- Listed records -
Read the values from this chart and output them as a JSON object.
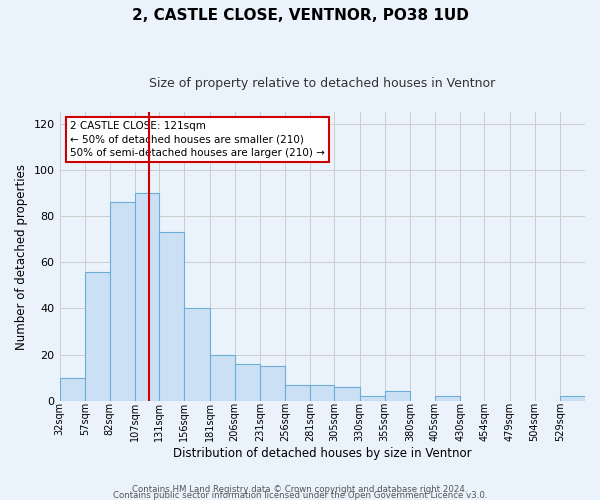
{
  "title": "2, CASTLE CLOSE, VENTNOR, PO38 1UD",
  "subtitle": "Size of property relative to detached houses in Ventnor",
  "xlabel": "Distribution of detached houses by size in Ventnor",
  "ylabel": "Number of detached properties",
  "bin_labels": [
    "32sqm",
    "57sqm",
    "82sqm",
    "107sqm",
    "131sqm",
    "156sqm",
    "181sqm",
    "206sqm",
    "231sqm",
    "256sqm",
    "281sqm",
    "305sqm",
    "330sqm",
    "355sqm",
    "380sqm",
    "405sqm",
    "430sqm",
    "454sqm",
    "479sqm",
    "504sqm",
    "529sqm"
  ],
  "bin_edges": [
    32,
    57,
    82,
    107,
    131,
    156,
    181,
    206,
    231,
    256,
    281,
    305,
    330,
    355,
    380,
    405,
    430,
    454,
    479,
    504,
    529,
    554
  ],
  "bar_heights": [
    10,
    56,
    86,
    90,
    73,
    40,
    20,
    16,
    15,
    7,
    7,
    6,
    2,
    4,
    0,
    2,
    0,
    0,
    0,
    0,
    2
  ],
  "bar_facecolor": "#cce0f5",
  "bar_edgecolor": "#6aaed6",
  "grid_color": "#cccccc",
  "bg_color": "#eaf2fb",
  "vline_x": 121,
  "vline_color": "#cc0000",
  "annotation_line1": "2 CASTLE CLOSE: 121sqm",
  "annotation_line2": "← 50% of detached houses are smaller (210)",
  "annotation_line3": "50% of semi-detached houses are larger (210) →",
  "annotation_box_edgecolor": "#cc0000",
  "annotation_box_facecolor": "#ffffff",
  "ylim": [
    0,
    125
  ],
  "yticks": [
    0,
    20,
    40,
    60,
    80,
    100,
    120
  ],
  "footer_line1": "Contains HM Land Registry data © Crown copyright and database right 2024.",
  "footer_line2": "Contains public sector information licensed under the Open Government Licence v3.0."
}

- Do this -
Search the preceding listing for the word "Contains" and pull out every line that holds it.

- Final result -
  "footer_line1": "Contains HM Land Registry data © Crown copyright and database right 2024.",
  "footer_line2": "Contains public sector information licensed under the Open Government Licence v3.0."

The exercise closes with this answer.